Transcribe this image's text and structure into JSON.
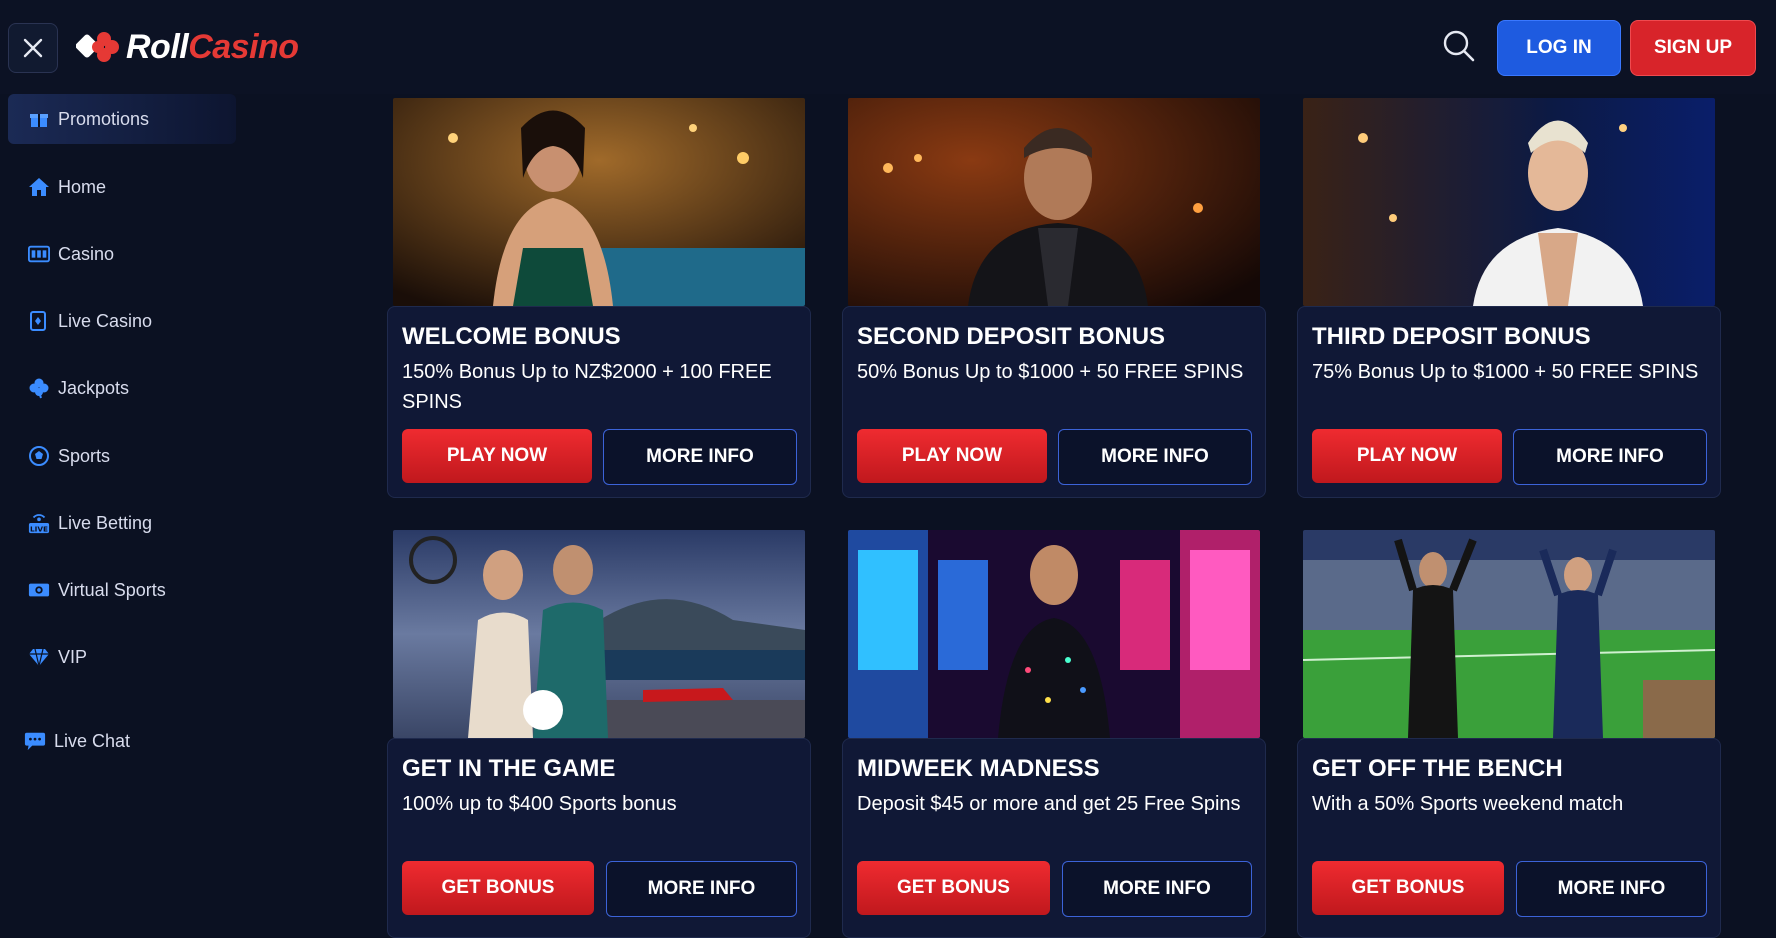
{
  "header": {
    "logo_roll": "Roll",
    "logo_casino": "Casino",
    "login_label": "LOG IN",
    "signup_label": "SIGN UP"
  },
  "sidebar": {
    "items": [
      {
        "label": "Promotions",
        "icon": "gift-icon"
      },
      {
        "label": "Home",
        "icon": "home-icon"
      },
      {
        "label": "Casino",
        "icon": "slot-machine-icon"
      },
      {
        "label": "Live Casino",
        "icon": "playing-card-icon"
      },
      {
        "label": "Jackpots",
        "icon": "clover-icon"
      },
      {
        "label": "Sports",
        "icon": "soccer-ball-icon"
      },
      {
        "label": "Live Betting",
        "icon": "live-broadcast-icon"
      },
      {
        "label": "Virtual Sports",
        "icon": "virtual-screen-icon"
      },
      {
        "label": "VIP",
        "icon": "diamond-icon"
      },
      {
        "label": "Live Chat",
        "icon": "chat-bubble-icon"
      }
    ]
  },
  "promotions": [
    {
      "title": "WELCOME BONUS",
      "description": "150% Bonus Up to NZ$2000 + 100 FREE SPINS",
      "primary": "PLAY NOW",
      "secondary": "MORE INFO"
    },
    {
      "title": "SECOND DEPOSIT BONUS",
      "description": "50% Bonus Up to $1000 + 50 FREE SPINS",
      "primary": "PLAY NOW",
      "secondary": "MORE INFO"
    },
    {
      "title": "THIRD DEPOSIT BONUS",
      "description": "75% Bonus Up to $1000 + 50 FREE SPINS",
      "primary": "PLAY NOW",
      "secondary": "MORE INFO"
    },
    {
      "title": "GET IN THE GAME",
      "description": "100% up to $400 Sports bonus",
      "primary": "GET BONUS",
      "secondary": "MORE INFO"
    },
    {
      "title": "MIDWEEK MADNESS",
      "description": "Deposit $45 or more and get 25 Free Spins",
      "primary": "GET BONUS",
      "secondary": "MORE INFO"
    },
    {
      "title": "GET OFF THE BENCH",
      "description": "With a 50% Sports weekend match",
      "primary": "GET BONUS",
      "secondary": "MORE INFO"
    }
  ],
  "colors": {
    "background": "#0b1122",
    "accent_red": "#d8242a",
    "accent_blue": "#1e5be0",
    "card_bg": "#101836",
    "sidebar_icon": "#3b8cff"
  }
}
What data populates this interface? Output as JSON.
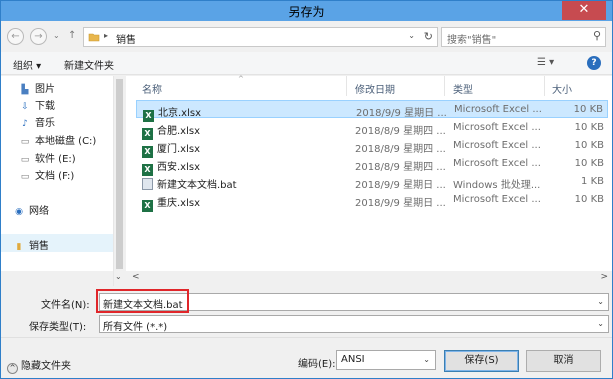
{
  "window": {
    "title": "另存为",
    "close_glyph": "✕"
  },
  "nav": {
    "back_glyph": "←",
    "forward_glyph": "→",
    "recent_glyph": "⌄",
    "up_glyph": "↑",
    "breadcrumb_sep": "▸",
    "breadcrumb": "销售",
    "address_dropdown": "⌄",
    "refresh_glyph": "↻",
    "search_placeholder": "搜索\"销售\"",
    "search_glyph": "⚲"
  },
  "toolbar": {
    "organize_label": "组织 ▾",
    "new_folder_label": "新建文件夹",
    "view_glyph": "☰ ▾",
    "help_glyph": "?"
  },
  "sidebar": {
    "items": [
      {
        "label": "图片",
        "icon": "▙"
      },
      {
        "label": "下载",
        "icon": "⇩"
      },
      {
        "label": "音乐",
        "icon": "♪"
      },
      {
        "label": "本地磁盘 (C:)",
        "icon": "▭"
      },
      {
        "label": "软件 (E:)",
        "icon": "▭"
      },
      {
        "label": "文档 (F:)",
        "icon": "▭"
      },
      {
        "label": "网络",
        "icon": "◉"
      },
      {
        "label": "销售",
        "icon": "▮"
      }
    ],
    "scroll_down_glyph": "⌄"
  },
  "files": {
    "headers": {
      "name": "名称",
      "date": "修改日期",
      "type": "类型",
      "size": "大小"
    },
    "sort_glyph": "^",
    "excel_icon_text": "X",
    "rows": [
      {
        "name": "北京.xlsx",
        "date": "2018/9/9 星期日 ...",
        "type": "Microsoft Excel ...",
        "size": "10 KB",
        "kind": "excel"
      },
      {
        "name": "合肥.xlsx",
        "date": "2018/8/9 星期四 ...",
        "type": "Microsoft Excel ...",
        "size": "10 KB",
        "kind": "excel"
      },
      {
        "name": "厦门.xlsx",
        "date": "2018/8/9 星期四 ...",
        "type": "Microsoft Excel ...",
        "size": "10 KB",
        "kind": "excel"
      },
      {
        "name": "西安.xlsx",
        "date": "2018/8/9 星期四 ...",
        "type": "Microsoft Excel ...",
        "size": "10 KB",
        "kind": "excel"
      },
      {
        "name": "新建文本文档.bat",
        "date": "2018/9/9 星期日 ...",
        "type": "Windows 批处理...",
        "size": "1 KB",
        "kind": "bat"
      },
      {
        "name": "重庆.xlsx",
        "date": "2018/9/9 星期日 ...",
        "type": "Microsoft Excel ...",
        "size": "10 KB",
        "kind": "excel"
      }
    ],
    "scroll_left_glyph": "<",
    "scroll_right_glyph": ">"
  },
  "form": {
    "filename_label": "文件名(N):",
    "filename_value": "新建文本文档.bat",
    "filetype_label": "保存类型(T):",
    "filetype_value": "所有文件 (*.*)",
    "dropdown_glyph": "⌄"
  },
  "footer": {
    "hide_folders_icon": "^",
    "hide_folders_label": "隐藏文件夹",
    "encoding_label": "编码(E):",
    "encoding_value": "ANSI",
    "save_label": "保存(S)",
    "cancel_label": "取消"
  }
}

....

WHAT IS BEING ASKED: Without the pictures, output the full listing exactly as it stands.

COMPLETE RESPONSE:
Transcribe this image's text and structure into JSON.
{
  "header": {
    "logo_roll": "Roll",
    "logo_casino": "Casino",
    "login_label": "LOG IN",
    "signup_label": "SIGN UP"
  },
  "sidebar": {
    "items": [
      {
        "label": "Promotions",
        "icon": "gift-icon"
      },
      {
        "label": "Home",
        "icon": "home-icon"
      },
      {
        "label": "Casino",
        "icon": "slot-machine-icon"
      },
      {
        "label": "Live Casino",
        "icon": "playing-card-icon"
      },
      {
        "label": "Jackpots",
        "icon": "clover-icon"
      },
      {
        "label": "Sports",
        "icon": "soccer-ball-icon"
      },
      {
        "label": "Live Betting",
        "icon": "live-broadcast-icon"
      },
      {
        "label": "Virtual Sports",
        "icon": "virtual-screen-icon"
      },
      {
        "label": "VIP",
        "icon": "diamond-icon"
      },
      {
        "label": "Live Chat",
        "icon": "chat-bubble-icon"
      }
    ]
  },
  "promotions": [
    {
      "title": "WELCOME BONUS",
      "description": "150% Bonus Up to NZ$2000 + 100 FREE SPINS",
      "primary": "PLAY NOW",
      "secondary": "MORE INFO"
    },
    {
      "title": "SECOND DEPOSIT BONUS",
      "description": "50% Bonus Up to $1000 + 50 FREE SPINS",
      "primary": "PLAY NOW",
      "secondary": "MORE INFO"
    },
    {
      "title": "THIRD DEPOSIT BONUS",
      "description": "75% Bonus Up to $1000 + 50 FREE SPINS",
      "primary": "PLAY NOW",
      "secondary": "MORE INFO"
    },
    {
      "title": "GET IN THE GAME",
      "description": "100% up to $400 Sports bonus",
      "primary": "GET BONUS",
      "secondary": "MORE INFO"
    },
    {
      "title": "MIDWEEK MADNESS",
      "description": "Deposit $45 or more and get 25 Free Spins",
      "primary": "GET BONUS",
      "secondary": "MORE INFO"
    },
    {
      "title": "GET OFF THE BENCH",
      "description": "With a 50% Sports weekend match",
      "primary": "GET BONUS",
      "secondary": "MORE INFO"
    }
  ],
  "colors": {
    "background": "#0b1122",
    "accent_red": "#d8242a",
    "accent_blue": "#1e5be0",
    "card_bg": "#101836",
    "sidebar_icon": "#3b8cff"
  }
}
What data populates this interface? Output as JSON.
{
  "window": {
    "title": "另存为",
    "close_glyph": "✕"
  },
  "nav": {
    "back_glyph": "←",
    "forward_glyph": "→",
    "recent_glyph": "⌄",
    "up_glyph": "↑",
    "breadcrumb_sep": "▸",
    "breadcrumb": "销售",
    "address_dropdown": "⌄",
    "refresh_glyph": "↻",
    "search_placeholder": "搜索\"销售\"",
    "search_glyph": "⚲"
  },
  "toolbar": {
    "organize_label": "组织 ▾",
    "new_folder_label": "新建文件夹",
    "view_glyph": "☰ ▾",
    "help_glyph": "?"
  },
  "sidebar": {
    "items": [
      {
        "label": "图片",
        "icon": "▙"
      },
      {
        "label": "下载",
        "icon": "⇩"
      },
      {
        "label": "音乐",
        "icon": "♪"
      },
      {
        "label": "本地磁盘 (C:)",
        "icon": "▭"
      },
      {
        "label": "软件 (E:)",
        "icon": "▭"
      },
      {
        "label": "文档 (F:)",
        "icon": "▭"
      },
      {
        "label": "网络",
        "icon": "◉"
      },
      {
        "label": "销售",
        "icon": "▮"
      }
    ],
    "scroll_down_glyph": "⌄"
  },
  "files": {
    "headers": {
      "name": "名称",
      "date": "修改日期",
      "type": "类型",
      "size": "大小"
    },
    "sort_glyph": "^",
    "excel_icon_text": "X",
    "rows": [
      {
        "name": "北京.xlsx",
        "date": "2018/9/9 星期日 ...",
        "type": "Microsoft Excel ...",
        "size": "10 KB",
        "kind": "excel"
      },
      {
        "name": "合肥.xlsx",
        "date": "2018/8/9 星期四 ...",
        "type": "Microsoft Excel ...",
        "size": "10 KB",
        "kind": "excel"
      },
      {
        "name": "厦门.xlsx",
        "date": "2018/8/9 星期四 ...",
        "type": "Microsoft Excel ...",
        "size": "10 KB",
        "kind": "excel"
      },
      {
        "name": "西安.xlsx",
        "date": "2018/8/9 星期四 ...",
        "type": "Microsoft Excel ...",
        "size": "10 KB",
        "kind": "excel"
      },
      {
        "name": "新建文本文档.bat",
        "date": "2018/9/9 星期日 ...",
        "type": "Windows 批处理...",
        "size": "1 KB",
        "kind": "bat"
      },
      {
        "name": "重庆.xlsx",
        "date": "2018/9/9 星期日 ...",
        "type": "Microsoft Excel ...",
        "size": "10 KB",
        "kind": "excel"
      }
    ],
    "scroll_left_glyph": "<",
    "scroll_right_glyph": ">"
  },
  "form": {
    "filename_label": "文件名(N):",
    "filename_value": "新建文本文档.bat",
    "filetype_label": "保存类型(T):",
    "filetype_value": "所有文件 (*.*)",
    "dropdown_glyph": "⌄"
  },
  "footer": {
    "hide_folders_icon": "^",
    "hide_folders_label": "隐藏文件夹",
    "encoding_label": "编码(E):",
    "encoding_value": "ANSI",
    "save_label": "保存(S)",
    "cancel_label": "取消"
  }
}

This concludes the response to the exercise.